Objective
Repeat what the lines below say, word for word, and skip every image.

--- start Information shown ---

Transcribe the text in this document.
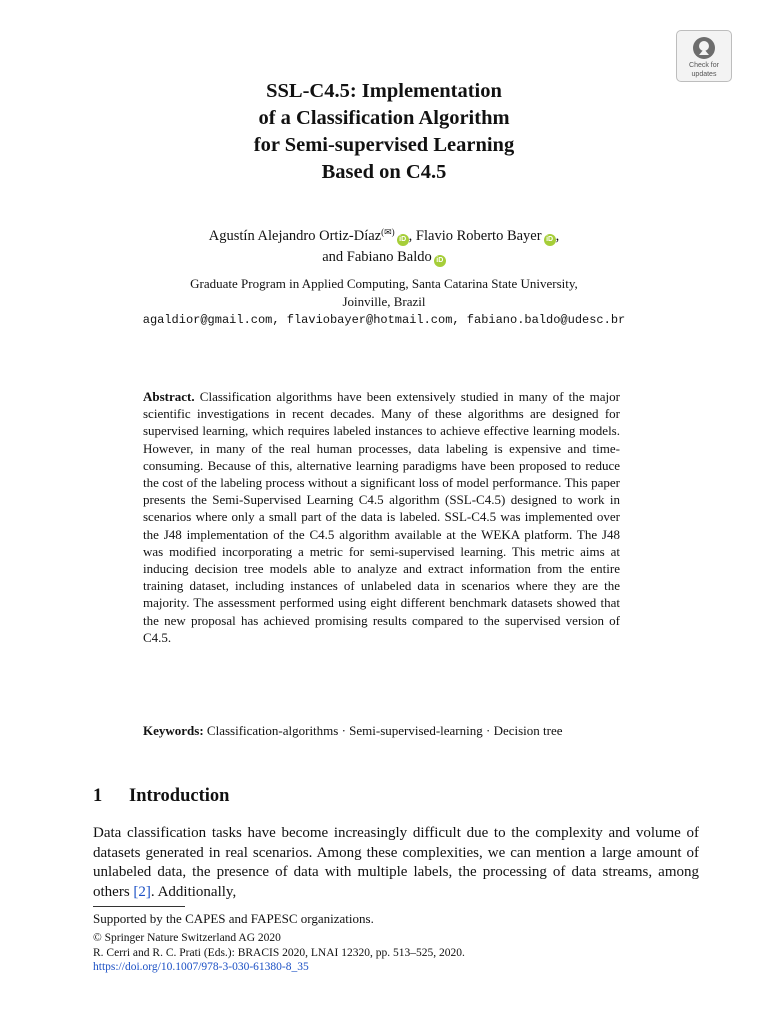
Check for
updates
SSL-C4.5: Implementation
of a Classification Algorithm
for Semi-supervised Learning
Based on C4.5
Agustín Alejandro Ortiz-Díaz(✉)iD , Flavio Roberto Bayer iD ,
and Fabiano Baldo iD
Graduate Program in Applied Computing, Santa Catarina State University,
Joinville, Brazil
agaldior@gmail.com, flaviobayer@hotmail.com, fabiano.baldo@udesc.br

Abstract. Classification algorithms have been extensively studied in many of the major scientific investigations in recent decades. Many of these algorithms are designed for supervised learning, which requires labeled instances to achieve effective learning models. However, in many of the real human processes, data labeling is expensive and time-consuming. Because of this, alternative learning paradigms have been proposed to reduce the cost of the labeling process without a significant loss of model performance. This paper presents the Semi-Supervised Learning C4.5 algorithm (SSL-C4.5) designed to work in scenarios where only a small part of the data is labeled. SSL-C4.5 was implemented over the J48 implementation of the C4.5 algorithm available at the WEKA platform. The J48 was modified incorporating a metric for semi-supervised learning. This metric aims at inducing decision tree models able to analyze and extract information from the entire training dataset, including instances of unlabeled data in scenarios where they are the majority. The assessment performed using eight different benchmark datasets showed that the new proposal has achieved promising results compared to the supervised version of C4.5.

Keywords: Classification-algorithms · Semi-supervised-learning · Decision tree

1 Introduction

Data classification tasks have become increasingly difficult due to the complexity and volume of datasets generated in real scenarios. Among these complexities, we can mention a large amount of unlabeled data, the presence of data with multiple labels, the processing of data streams, among others [2]. Additionally,

Supported by the CAPES and FAPESC organizations.

© Springer Nature Switzerland AG 2020
R. Cerri and R. C. Prati (Eds.): BRACIS 2020, LNAI 12320, pp. 513–525, 2020.
https://doi.org/10.1007/978-3-030-61380-8_35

--- end Information shown ---

Result of the task
Transcribe the text in this document.
Check for
updates
SSL-C4.5: Implementation
of a Classification Algorithm
for Semi-supervised Learning
Based on C4.5
Agustín Alejandro Ortiz-Díaz(✉)iD , Flavio Roberto Bayer iD ,
and Fabiano Baldo iD
Graduate Program in Applied Computing, Santa Catarina State University,
Joinville, Brazil
agaldior@gmail.com, flaviobayer@hotmail.com, fabiano.baldo@udesc.br

Abstract. Classification algorithms have been extensively studied in many of the major scientific investigations in recent decades. Many of these algorithms are designed for supervised learning, which requires labeled instances to achieve effective learning models. However, in many of the real human processes, data labeling is expensive and time-consuming. Because of this, alternative learning paradigms have been proposed to reduce the cost of the labeling process without a significant loss of model performance. This paper presents the Semi-Supervised Learning C4.5 algorithm (SSL-C4.5) designed to work in scenarios where only a small part of the data is labeled. SSL-C4.5 was implemented over the J48 implementation of the C4.5 algorithm available at the WEKA platform. The J48 was modified incorporating a metric for semi-supervised learning. This metric aims at inducing decision tree models able to analyze and extract information from the entire training dataset, including instances of unlabeled data in scenarios where they are the majority. The assessment performed using eight different benchmark datasets showed that the new proposal has achieved promising results compared to the supervised version of C4.5.

Keywords: Classification-algorithms · Semi-supervised-learning · Decision tree

1 Introduction

Data classification tasks have become increasingly difficult due to the complexity and volume of datasets generated in real scenarios. Among these complexities, we can mention a large amount of unlabeled data, the presence of data with multiple labels, the processing of data streams, among others [2]. Additionally,

Supported by the CAPES and FAPESC organizations.

© Springer Nature Switzerland AG 2020
R. Cerri and R. C. Prati (Eds.): BRACIS 2020, LNAI 12320, pp. 513–525, 2020.
https://doi.org/10.1007/978-3-030-61380-8_35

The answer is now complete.